Exercise requirements:
Check each line for the string "name". Give only the count of lines that have it.

== Given data ==

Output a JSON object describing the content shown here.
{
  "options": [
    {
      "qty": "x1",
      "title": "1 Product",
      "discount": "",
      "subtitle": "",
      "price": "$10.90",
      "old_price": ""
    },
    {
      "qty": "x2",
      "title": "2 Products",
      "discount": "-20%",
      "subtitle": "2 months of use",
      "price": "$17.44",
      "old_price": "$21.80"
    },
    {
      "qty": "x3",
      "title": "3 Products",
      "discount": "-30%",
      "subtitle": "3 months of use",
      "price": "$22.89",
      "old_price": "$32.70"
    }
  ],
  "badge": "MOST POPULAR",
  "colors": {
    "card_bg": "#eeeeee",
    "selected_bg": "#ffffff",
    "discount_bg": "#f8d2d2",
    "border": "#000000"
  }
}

===
== Given data ==

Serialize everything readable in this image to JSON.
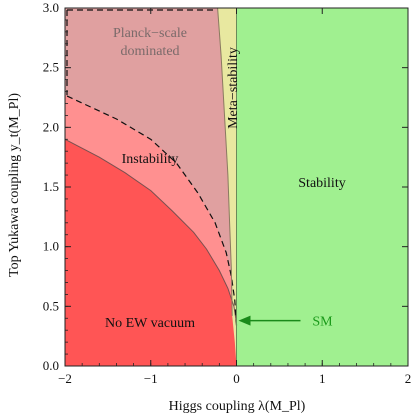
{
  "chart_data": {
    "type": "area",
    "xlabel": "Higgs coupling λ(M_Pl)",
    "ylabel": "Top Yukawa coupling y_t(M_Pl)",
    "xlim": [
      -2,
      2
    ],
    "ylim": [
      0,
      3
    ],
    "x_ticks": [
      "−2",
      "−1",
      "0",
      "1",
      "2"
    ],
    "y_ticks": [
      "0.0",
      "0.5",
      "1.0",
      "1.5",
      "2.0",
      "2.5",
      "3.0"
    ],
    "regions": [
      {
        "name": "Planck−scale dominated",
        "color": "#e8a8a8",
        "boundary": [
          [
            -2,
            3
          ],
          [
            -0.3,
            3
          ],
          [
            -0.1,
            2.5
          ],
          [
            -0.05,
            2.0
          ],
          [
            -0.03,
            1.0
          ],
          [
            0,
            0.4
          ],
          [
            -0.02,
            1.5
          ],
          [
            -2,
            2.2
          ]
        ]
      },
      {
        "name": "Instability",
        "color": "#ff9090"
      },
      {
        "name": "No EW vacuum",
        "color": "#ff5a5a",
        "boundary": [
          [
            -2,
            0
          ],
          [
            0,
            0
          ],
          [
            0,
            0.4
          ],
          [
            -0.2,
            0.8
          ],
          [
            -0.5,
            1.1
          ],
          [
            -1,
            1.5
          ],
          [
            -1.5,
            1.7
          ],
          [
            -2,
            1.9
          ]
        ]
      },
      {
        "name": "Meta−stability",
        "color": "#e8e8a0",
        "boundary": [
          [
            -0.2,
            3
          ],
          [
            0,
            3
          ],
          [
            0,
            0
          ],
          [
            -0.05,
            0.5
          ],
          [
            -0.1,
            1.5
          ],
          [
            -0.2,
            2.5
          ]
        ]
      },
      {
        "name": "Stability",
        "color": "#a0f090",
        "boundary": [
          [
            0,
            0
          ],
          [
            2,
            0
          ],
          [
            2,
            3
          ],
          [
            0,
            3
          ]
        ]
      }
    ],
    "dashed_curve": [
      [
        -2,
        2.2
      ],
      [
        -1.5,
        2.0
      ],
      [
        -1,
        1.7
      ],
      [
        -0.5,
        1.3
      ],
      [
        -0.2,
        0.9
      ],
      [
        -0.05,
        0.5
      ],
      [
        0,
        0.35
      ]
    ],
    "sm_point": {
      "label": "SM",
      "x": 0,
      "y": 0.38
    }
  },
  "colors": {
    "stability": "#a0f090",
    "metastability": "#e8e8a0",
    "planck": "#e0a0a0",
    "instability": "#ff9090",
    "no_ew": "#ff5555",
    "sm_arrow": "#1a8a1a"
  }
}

===

The solution:
5